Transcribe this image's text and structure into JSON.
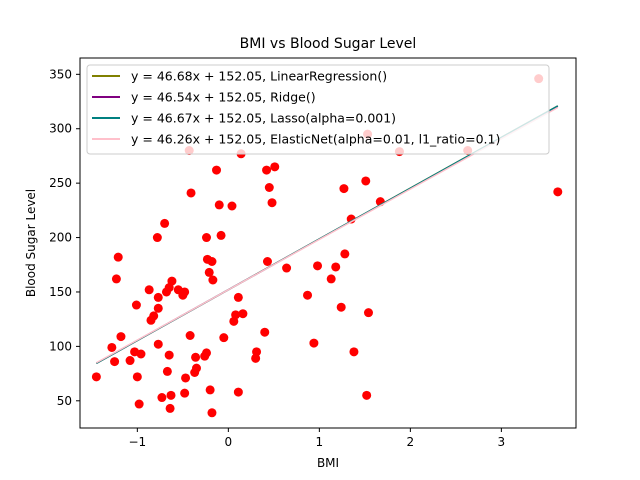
{
  "chart_data": {
    "type": "scatter",
    "title": "BMI vs Blood Sugar Level",
    "xlabel": "BMI",
    "ylabel": "Blood Sugar Level",
    "xlim": [
      -1.63,
      3.82
    ],
    "ylim": [
      25,
      365
    ],
    "xticks": [
      -1,
      0,
      1,
      2,
      3
    ],
    "yticks": [
      50,
      100,
      150,
      200,
      250,
      300,
      350
    ],
    "xtick_labels": [
      "−1",
      "0",
      "1",
      "2",
      "3"
    ],
    "ytick_labels": [
      "50",
      "100",
      "150",
      "200",
      "250",
      "300",
      "350"
    ],
    "grid": false,
    "legend_position": "upper-left",
    "scatter_color": "#ff0000",
    "points": [
      [
        -1.45,
        72
      ],
      [
        -1.28,
        99
      ],
      [
        -1.25,
        86
      ],
      [
        -1.23,
        162
      ],
      [
        -1.21,
        182
      ],
      [
        -1.18,
        109
      ],
      [
        -1.08,
        87
      ],
      [
        -1.03,
        95
      ],
      [
        -1.01,
        138
      ],
      [
        -1.0,
        72
      ],
      [
        -0.98,
        47
      ],
      [
        -0.96,
        93
      ],
      [
        -0.87,
        152
      ],
      [
        -0.85,
        124
      ],
      [
        -0.82,
        128
      ],
      [
        -0.78,
        200
      ],
      [
        -0.77,
        135
      ],
      [
        -0.77,
        145
      ],
      [
        -0.77,
        102
      ],
      [
        -0.73,
        53
      ],
      [
        -0.7,
        213
      ],
      [
        -0.68,
        150
      ],
      [
        -0.67,
        77
      ],
      [
        -0.65,
        154
      ],
      [
        -0.65,
        92
      ],
      [
        -0.64,
        43
      ],
      [
        -0.63,
        55
      ],
      [
        -0.62,
        160
      ],
      [
        -0.55,
        152
      ],
      [
        -0.5,
        147
      ],
      [
        -0.48,
        150
      ],
      [
        -0.48,
        57
      ],
      [
        -0.47,
        71
      ],
      [
        -0.43,
        280
      ],
      [
        -0.42,
        110
      ],
      [
        -0.41,
        241
      ],
      [
        -0.37,
        76
      ],
      [
        -0.36,
        90
      ],
      [
        -0.35,
        80
      ],
      [
        -0.26,
        91
      ],
      [
        -0.24,
        94
      ],
      [
        -0.24,
        200
      ],
      [
        -0.23,
        180
      ],
      [
        -0.21,
        168
      ],
      [
        -0.2,
        60
      ],
      [
        -0.18,
        178
      ],
      [
        -0.18,
        39
      ],
      [
        -0.17,
        161
      ],
      [
        -0.13,
        262
      ],
      [
        -0.1,
        230
      ],
      [
        -0.08,
        202
      ],
      [
        -0.05,
        108
      ],
      [
        0.04,
        229
      ],
      [
        0.06,
        123
      ],
      [
        0.08,
        129
      ],
      [
        0.11,
        145
      ],
      [
        0.11,
        58
      ],
      [
        0.14,
        277
      ],
      [
        0.16,
        130
      ],
      [
        0.3,
        89
      ],
      [
        0.31,
        95
      ],
      [
        0.4,
        113
      ],
      [
        0.42,
        262
      ],
      [
        0.43,
        178
      ],
      [
        0.45,
        246
      ],
      [
        0.48,
        232
      ],
      [
        0.51,
        265
      ],
      [
        0.64,
        172
      ],
      [
        0.87,
        147
      ],
      [
        0.94,
        103
      ],
      [
        0.98,
        174
      ],
      [
        1.13,
        162
      ],
      [
        1.18,
        173
      ],
      [
        1.24,
        136
      ],
      [
        1.27,
        245
      ],
      [
        1.28,
        185
      ],
      [
        1.35,
        217
      ],
      [
        1.38,
        95
      ],
      [
        1.51,
        252
      ],
      [
        1.52,
        55
      ],
      [
        1.54,
        131
      ],
      [
        1.53,
        295
      ],
      [
        1.67,
        233
      ],
      [
        1.88,
        279
      ],
      [
        2.63,
        280
      ],
      [
        3.41,
        346
      ],
      [
        3.62,
        242
      ]
    ],
    "series": [
      {
        "name": "y = 46.68x + 152.05, LinearRegression()",
        "slope": 46.68,
        "intercept": 152.05,
        "color": "#808000"
      },
      {
        "name": "y = 46.54x + 152.05, Ridge()",
        "slope": 46.54,
        "intercept": 152.05,
        "color": "#800080"
      },
      {
        "name": "y = 46.67x + 152.05, Lasso(alpha=0.001)",
        "slope": 46.67,
        "intercept": 152.05,
        "color": "#008080"
      },
      {
        "name": "y = 46.26x + 152.05, ElasticNet(alpha=0.01, l1_ratio=0.1)",
        "slope": 46.26,
        "intercept": 152.05,
        "color": "#ffc0cb"
      }
    ],
    "line_x_range": [
      -1.45,
      3.62
    ]
  }
}
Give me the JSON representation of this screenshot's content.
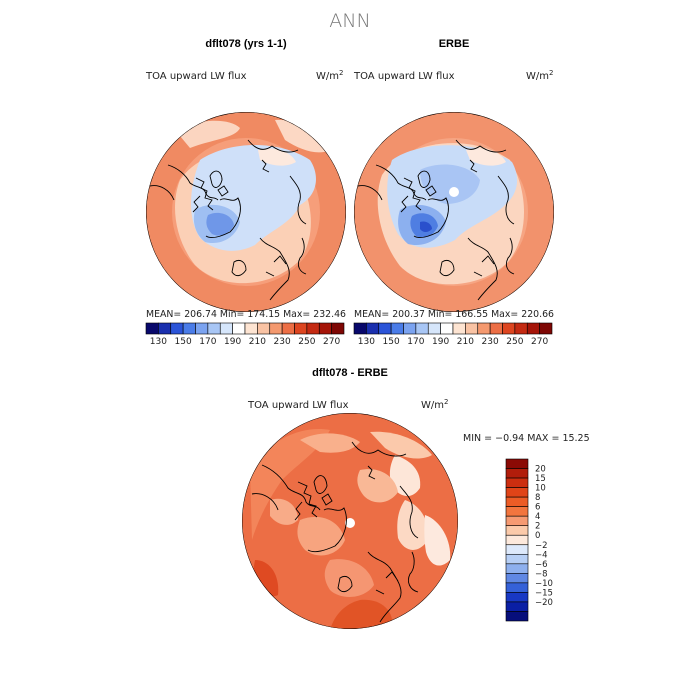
{
  "page_title": "ANN",
  "panels": [
    {
      "heading": "dflt078 (yrs 1-1)",
      "variable": "TOA upward LW flux",
      "units_base": "W/m",
      "units_exp": "2",
      "stats": "MEAN= 206.74   Min= 174.15   Max= 232.46",
      "has_polar_hole": false
    },
    {
      "heading": "ERBE",
      "variable": "TOA upward LW flux",
      "units_base": "W/m",
      "units_exp": "2",
      "stats": "MEAN= 200.37   Min= 166.55   Max= 220.66",
      "has_polar_hole": true
    }
  ],
  "abs_colorbar": {
    "labels": [
      "130",
      "150",
      "170",
      "190",
      "210",
      "230",
      "250",
      "270"
    ],
    "colors": [
      "#08086b",
      "#1a2fae",
      "#2b54d8",
      "#4a7ce8",
      "#7ba3f0",
      "#a8c6f5",
      "#d6e6fb",
      "#ffffff",
      "#fde4d2",
      "#f9c3a4",
      "#f4996f",
      "#ec6e45",
      "#dd4520",
      "#c42a12",
      "#a51408",
      "#7e0704"
    ]
  },
  "diff_panel": {
    "heading": "dflt078 - ERBE",
    "variable": "TOA upward LW flux",
    "units_base": "W/m",
    "units_exp": "2",
    "stats": "MIN =   −0.94  MAX =   15.25"
  },
  "diff_colorbar": {
    "labels": [
      "20",
      "15",
      "10",
      "8",
      "6",
      "4",
      "2",
      "0",
      "−2",
      "−4",
      "−6",
      "−8",
      "−10",
      "−15",
      "−20"
    ],
    "colors": [
      "#8b0a05",
      "#b11d0b",
      "#cc2e10",
      "#e04418",
      "#ec5c26",
      "#f2753e",
      "#f69a72",
      "#fbcaaa",
      "#fde9dc",
      "#dde9fb",
      "#b7cff5",
      "#8eb0ee",
      "#6088e4",
      "#3561d8",
      "#1838c4",
      "#0a1fa5",
      "#060e7b"
    ]
  },
  "icons": {
    "map_projection": "north-polar-stereographic-globe-icon"
  }
}
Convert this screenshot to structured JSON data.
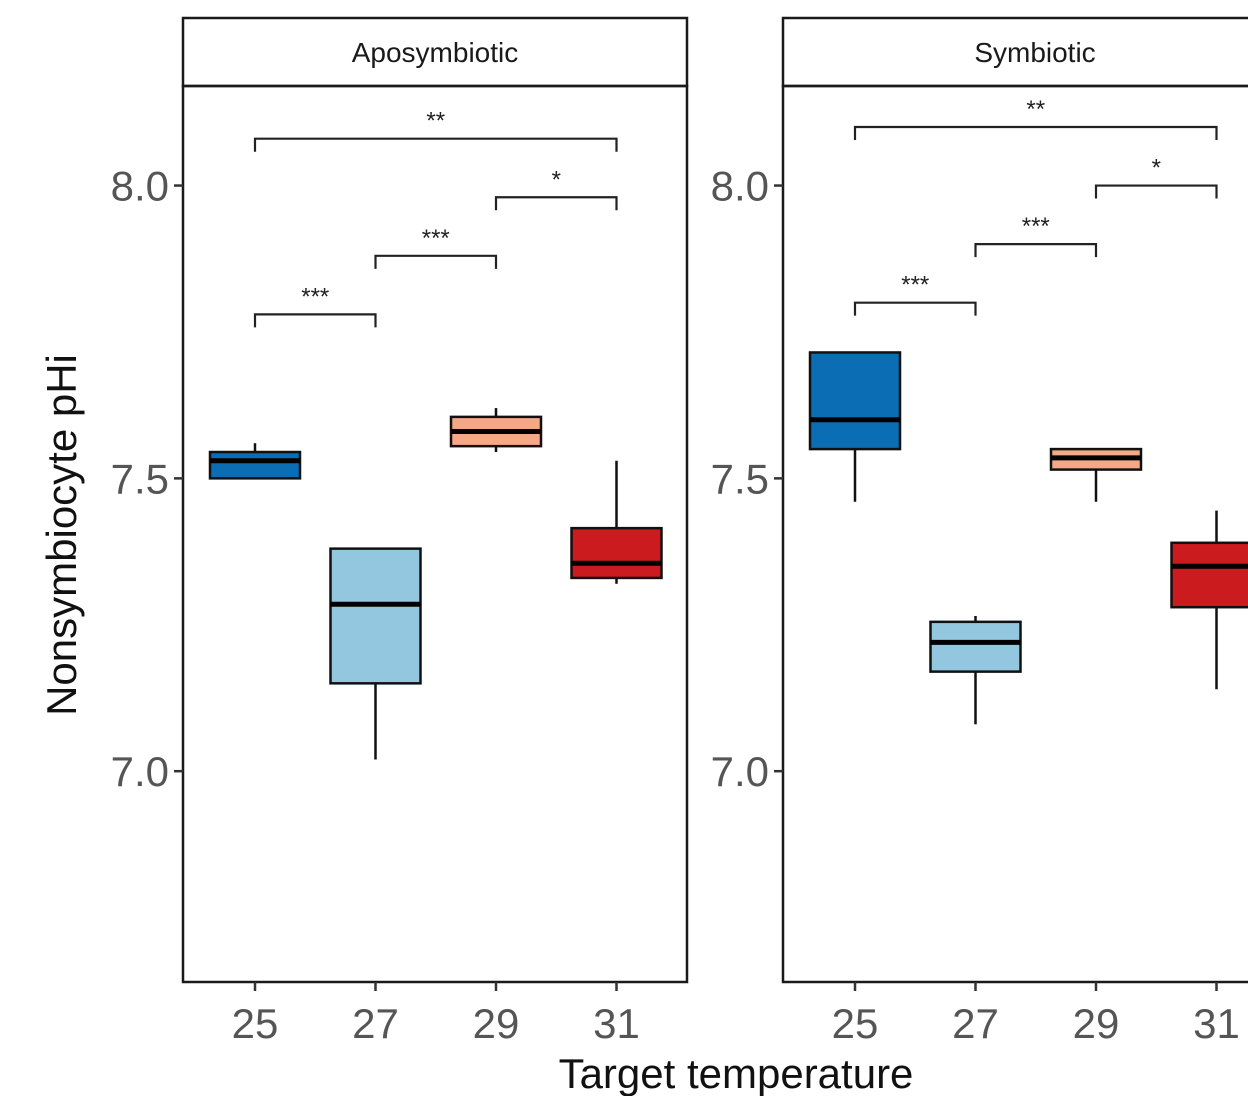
{
  "chart_data": {
    "type": "boxplot",
    "xlabel": "Target temperature",
    "ylabel": "Nonsymbiocyte pHi",
    "ylim": [
      6.64,
      8.17
    ],
    "yticks": [
      7.0,
      7.5,
      8.0
    ],
    "ytick_labels": [
      "7.0",
      "7.5",
      "8.0"
    ],
    "categories": [
      "25",
      "27",
      "29",
      "31"
    ],
    "colors": [
      "#0b6db3",
      "#93c6df",
      "#f5a886",
      "#cb1b1e"
    ],
    "panels": [
      {
        "title": "Aposymbiotic",
        "boxes": [
          {
            "category": "25",
            "whisker_low": 7.5,
            "q1": 7.5,
            "median": 7.53,
            "q3": 7.545,
            "whisker_high": 7.56
          },
          {
            "category": "27",
            "whisker_low": 7.02,
            "q1": 7.15,
            "median": 7.285,
            "q3": 7.38,
            "whisker_high": 7.38
          },
          {
            "category": "29",
            "whisker_low": 7.545,
            "q1": 7.555,
            "median": 7.58,
            "q3": 7.605,
            "whisker_high": 7.62
          },
          {
            "category": "31",
            "whisker_low": 7.32,
            "q1": 7.33,
            "median": 7.355,
            "q3": 7.415,
            "whisker_high": 7.53
          }
        ],
        "comparisons": [
          {
            "from": "25",
            "to": "27",
            "y": 7.78,
            "label": "***"
          },
          {
            "from": "27",
            "to": "29",
            "y": 7.88,
            "label": "***"
          },
          {
            "from": "29",
            "to": "31",
            "y": 7.98,
            "label": "*"
          },
          {
            "from": "25",
            "to": "31",
            "y": 8.08,
            "label": "**"
          }
        ]
      },
      {
        "title": "Symbiotic",
        "boxes": [
          {
            "category": "25",
            "whisker_low": 7.46,
            "q1": 7.55,
            "median": 7.6,
            "q3": 7.715,
            "whisker_high": 7.715
          },
          {
            "category": "27",
            "whisker_low": 7.08,
            "q1": 7.17,
            "median": 7.22,
            "q3": 7.255,
            "whisker_high": 7.265
          },
          {
            "category": "29",
            "whisker_low": 7.46,
            "q1": 7.515,
            "median": 7.535,
            "q3": 7.55,
            "whisker_high": 7.55
          },
          {
            "category": "31",
            "whisker_low": 7.14,
            "q1": 7.28,
            "median": 7.35,
            "q3": 7.39,
            "whisker_high": 7.445
          }
        ],
        "comparisons": [
          {
            "from": "25",
            "to": "27",
            "y": 7.8,
            "label": "***"
          },
          {
            "from": "27",
            "to": "29",
            "y": 7.9,
            "label": "***"
          },
          {
            "from": "29",
            "to": "31",
            "y": 8.0,
            "label": "*"
          },
          {
            "from": "25",
            "to": "31",
            "y": 8.1,
            "label": "**"
          }
        ]
      }
    ]
  }
}
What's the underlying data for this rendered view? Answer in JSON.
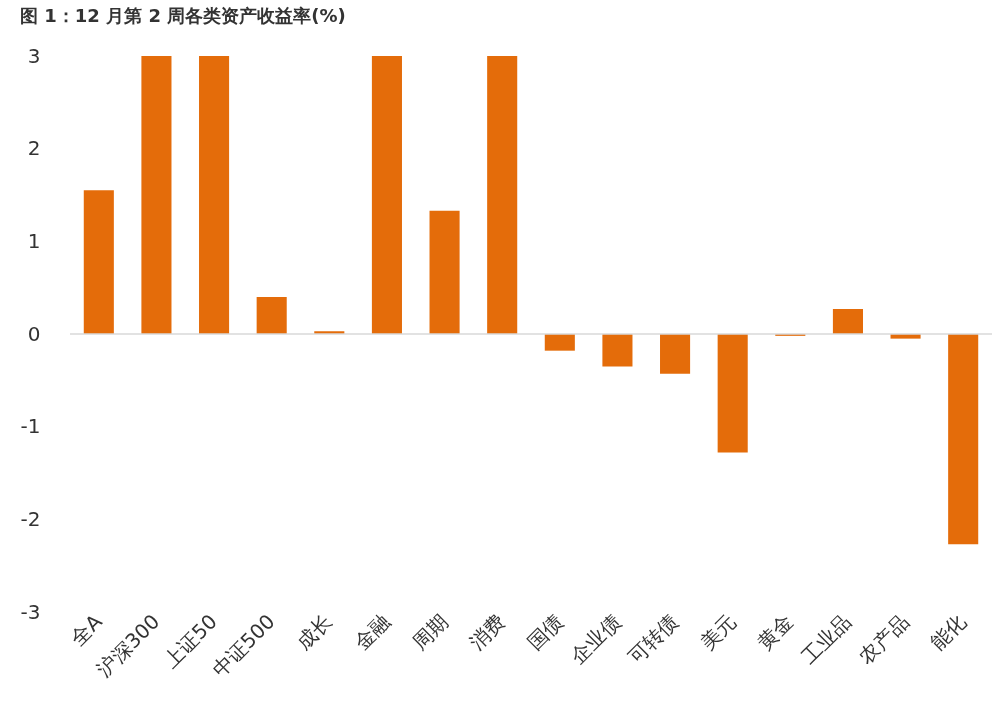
{
  "chart_data": {
    "type": "bar",
    "title": "图 1：12 月第 2 周各类资产收益率(%)",
    "categories": [
      "全A",
      "沪深300",
      "上证50",
      "中证500",
      "成长",
      "金融",
      "周期",
      "消费",
      "国债",
      "企业债",
      "可转债",
      "美元",
      "黄金",
      "工业品",
      "农产品",
      "能化"
    ],
    "values": [
      1.55,
      3,
      3,
      0.4,
      0.03,
      3,
      1.33,
      3,
      -0.18,
      -0.35,
      -0.43,
      -1.28,
      -0.02,
      0.27,
      -0.05,
      -2.27
    ],
    "color": "#e46c0a",
    "ylim": [
      -3,
      3
    ],
    "yticks": [
      -3,
      -2,
      -1,
      0,
      1,
      2,
      3
    ],
    "grid": false,
    "ref_lines": [
      {
        "axis": "y",
        "value": 0,
        "color": "#d9d9d9"
      }
    ]
  }
}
○ ○ ○ ○
DESCRIPTION OF THE TASK
Select and copy every line of the listing with the word "Level".

CORRECT RESPONSE
    "title": "BMI vs Blood Sugar Level",
    "ylabel": "Blood Sugar Level",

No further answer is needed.